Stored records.
────────────────

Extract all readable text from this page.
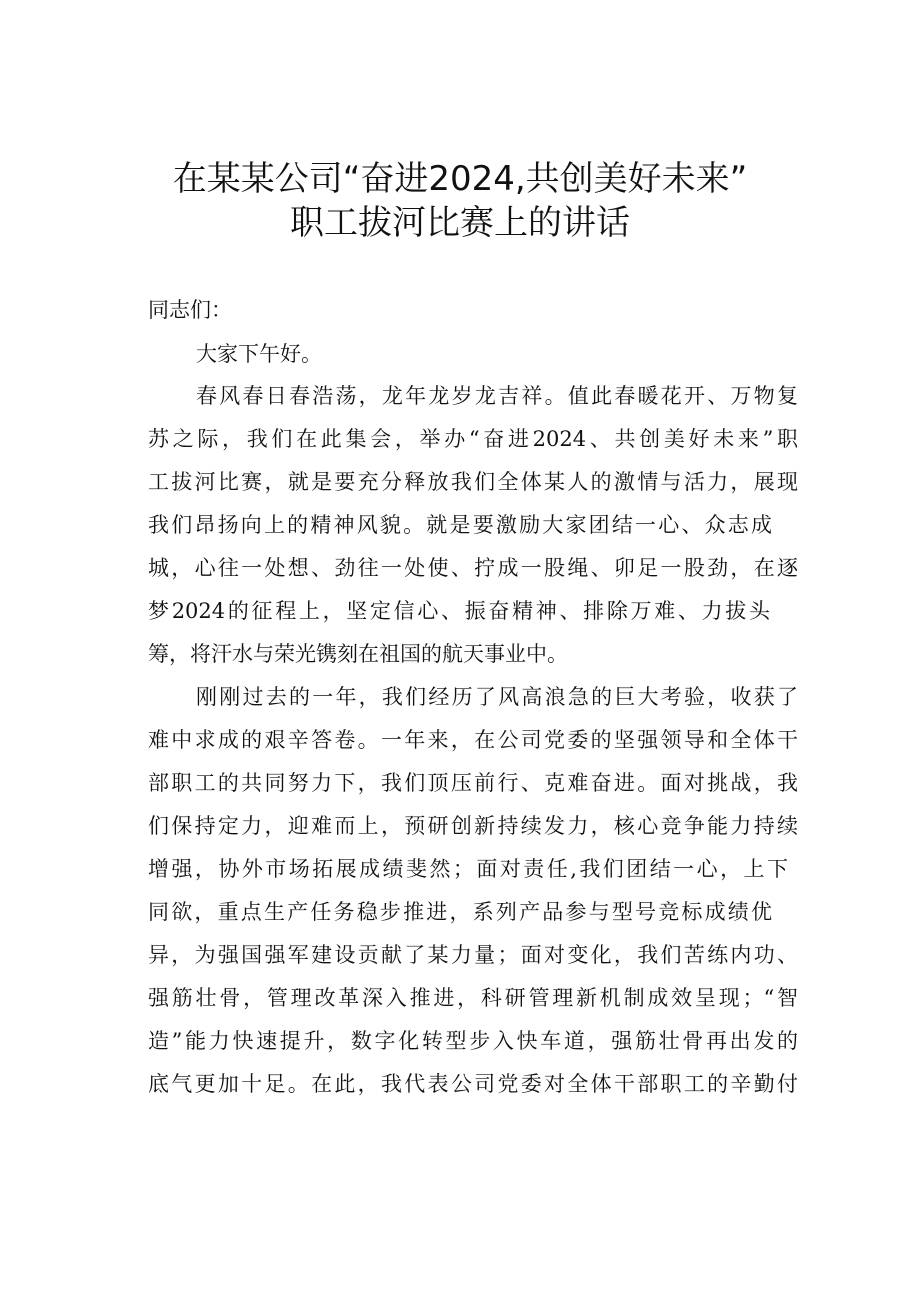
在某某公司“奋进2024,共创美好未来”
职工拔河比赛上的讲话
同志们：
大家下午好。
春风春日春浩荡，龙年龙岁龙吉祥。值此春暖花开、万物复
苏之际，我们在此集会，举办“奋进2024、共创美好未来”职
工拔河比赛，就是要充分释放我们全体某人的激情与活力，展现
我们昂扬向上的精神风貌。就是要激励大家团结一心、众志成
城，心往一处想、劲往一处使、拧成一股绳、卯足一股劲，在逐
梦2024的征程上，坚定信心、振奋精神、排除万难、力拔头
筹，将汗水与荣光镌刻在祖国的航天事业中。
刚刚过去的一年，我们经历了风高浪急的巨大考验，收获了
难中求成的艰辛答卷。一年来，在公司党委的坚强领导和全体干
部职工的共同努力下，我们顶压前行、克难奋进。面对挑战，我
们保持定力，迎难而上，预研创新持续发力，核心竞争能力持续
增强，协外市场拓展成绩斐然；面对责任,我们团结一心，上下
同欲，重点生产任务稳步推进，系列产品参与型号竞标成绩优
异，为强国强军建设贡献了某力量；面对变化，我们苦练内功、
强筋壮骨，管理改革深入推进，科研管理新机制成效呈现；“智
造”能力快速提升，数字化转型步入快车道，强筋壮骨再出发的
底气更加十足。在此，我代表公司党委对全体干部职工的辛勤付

────────────────

Exercise objective. Can you retype every record above exactly, leaving out the pictures?

Solution to this problem.
Extract all readable text from this page.
在某某公司“奋进2024,共创美好未来”
职工拔河比赛上的讲话
同志们：
大家下午好。
春风春日春浩荡，龙年龙岁龙吉祥。值此春暖花开、万物复
苏之际，我们在此集会，举办“奋进2024、共创美好未来”职
工拔河比赛，就是要充分释放我们全体某人的激情与活力，展现
我们昂扬向上的精神风貌。就是要激励大家团结一心、众志成
城，心往一处想、劲往一处使、拧成一股绳、卯足一股劲，在逐
梦2024的征程上，坚定信心、振奋精神、排除万难、力拔头
筹，将汗水与荣光镌刻在祖国的航天事业中。
刚刚过去的一年，我们经历了风高浪急的巨大考验，收获了
难中求成的艰辛答卷。一年来，在公司党委的坚强领导和全体干
部职工的共同努力下，我们顶压前行、克难奋进。面对挑战，我
们保持定力，迎难而上，预研创新持续发力，核心竞争能力持续
增强，协外市场拓展成绩斐然；面对责任,我们团结一心，上下
同欲，重点生产任务稳步推进，系列产品参与型号竞标成绩优
异，为强国强军建设贡献了某力量；面对变化，我们苦练内功、
强筋壮骨，管理改革深入推进，科研管理新机制成效呈现；“智
造”能力快速提升，数字化转型步入快车道，强筋壮骨再出发的
底气更加十足。在此，我代表公司党委对全体干部职工的辛勤付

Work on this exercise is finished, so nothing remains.